The required output is the line containing "OCR this image." through the final line of the material below, printed exactly, with no other lines.

-- START OF Material supplied --

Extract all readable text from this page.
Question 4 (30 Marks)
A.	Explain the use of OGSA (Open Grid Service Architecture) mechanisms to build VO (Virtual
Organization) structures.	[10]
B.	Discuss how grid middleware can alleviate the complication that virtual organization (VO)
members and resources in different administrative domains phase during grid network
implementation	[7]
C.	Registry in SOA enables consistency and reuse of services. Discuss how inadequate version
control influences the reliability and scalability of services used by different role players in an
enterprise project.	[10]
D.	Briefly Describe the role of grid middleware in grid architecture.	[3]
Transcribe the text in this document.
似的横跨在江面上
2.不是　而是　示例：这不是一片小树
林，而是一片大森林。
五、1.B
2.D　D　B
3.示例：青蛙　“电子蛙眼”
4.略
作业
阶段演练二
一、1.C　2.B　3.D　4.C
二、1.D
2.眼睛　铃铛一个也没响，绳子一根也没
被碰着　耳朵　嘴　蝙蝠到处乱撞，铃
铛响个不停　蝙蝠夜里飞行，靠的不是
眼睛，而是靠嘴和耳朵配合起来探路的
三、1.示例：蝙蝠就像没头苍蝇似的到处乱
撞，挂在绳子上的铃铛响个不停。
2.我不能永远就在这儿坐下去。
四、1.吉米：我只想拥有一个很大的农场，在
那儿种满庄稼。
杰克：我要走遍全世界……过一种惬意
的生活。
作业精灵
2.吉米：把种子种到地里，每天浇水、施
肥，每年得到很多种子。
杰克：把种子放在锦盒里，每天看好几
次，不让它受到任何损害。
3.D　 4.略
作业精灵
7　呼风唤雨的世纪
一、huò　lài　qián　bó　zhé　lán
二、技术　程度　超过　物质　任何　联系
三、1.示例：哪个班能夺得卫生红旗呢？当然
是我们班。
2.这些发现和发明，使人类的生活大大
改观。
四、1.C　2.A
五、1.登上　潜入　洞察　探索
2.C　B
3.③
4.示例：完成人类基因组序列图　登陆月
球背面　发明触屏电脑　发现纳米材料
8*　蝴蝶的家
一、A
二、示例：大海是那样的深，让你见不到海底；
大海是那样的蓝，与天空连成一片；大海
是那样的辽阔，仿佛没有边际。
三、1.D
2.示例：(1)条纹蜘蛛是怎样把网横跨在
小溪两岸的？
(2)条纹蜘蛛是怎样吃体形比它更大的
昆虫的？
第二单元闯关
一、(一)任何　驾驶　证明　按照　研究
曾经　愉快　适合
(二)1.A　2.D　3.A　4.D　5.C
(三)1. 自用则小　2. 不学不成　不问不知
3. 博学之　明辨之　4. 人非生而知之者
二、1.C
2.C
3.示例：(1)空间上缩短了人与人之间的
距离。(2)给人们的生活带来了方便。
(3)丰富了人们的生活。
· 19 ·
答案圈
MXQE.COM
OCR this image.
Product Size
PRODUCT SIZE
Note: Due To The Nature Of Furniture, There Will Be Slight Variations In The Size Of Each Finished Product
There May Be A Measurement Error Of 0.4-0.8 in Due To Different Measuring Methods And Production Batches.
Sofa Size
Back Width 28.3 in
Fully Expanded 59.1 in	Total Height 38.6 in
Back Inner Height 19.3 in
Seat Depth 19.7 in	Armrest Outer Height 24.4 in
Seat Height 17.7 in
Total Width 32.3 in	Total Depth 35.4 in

-- END OF Material supplied --

◆ **Result for this exercise**
OCR this image.
Product Size
PRODUCT SIZE
Note: Due To The Nature Of Furniture, There Will Be Slight Variations In The Size Of Each Finished Product
There May Be A Measurement Error Of 0.4-0.8 in Due To Different Measuring Methods And Production Batches.
Sofa Size
Back Width 28.3 in
Fully Expanded 59.1 in	Total Height 38.6 in
Back Inner Height 19.3 in
Seat Depth 19.7 in	Armrest Outer Height 24.4 in
Seat Height 17.7 in
Total Width 32.3 in	Total Depth 35.4 in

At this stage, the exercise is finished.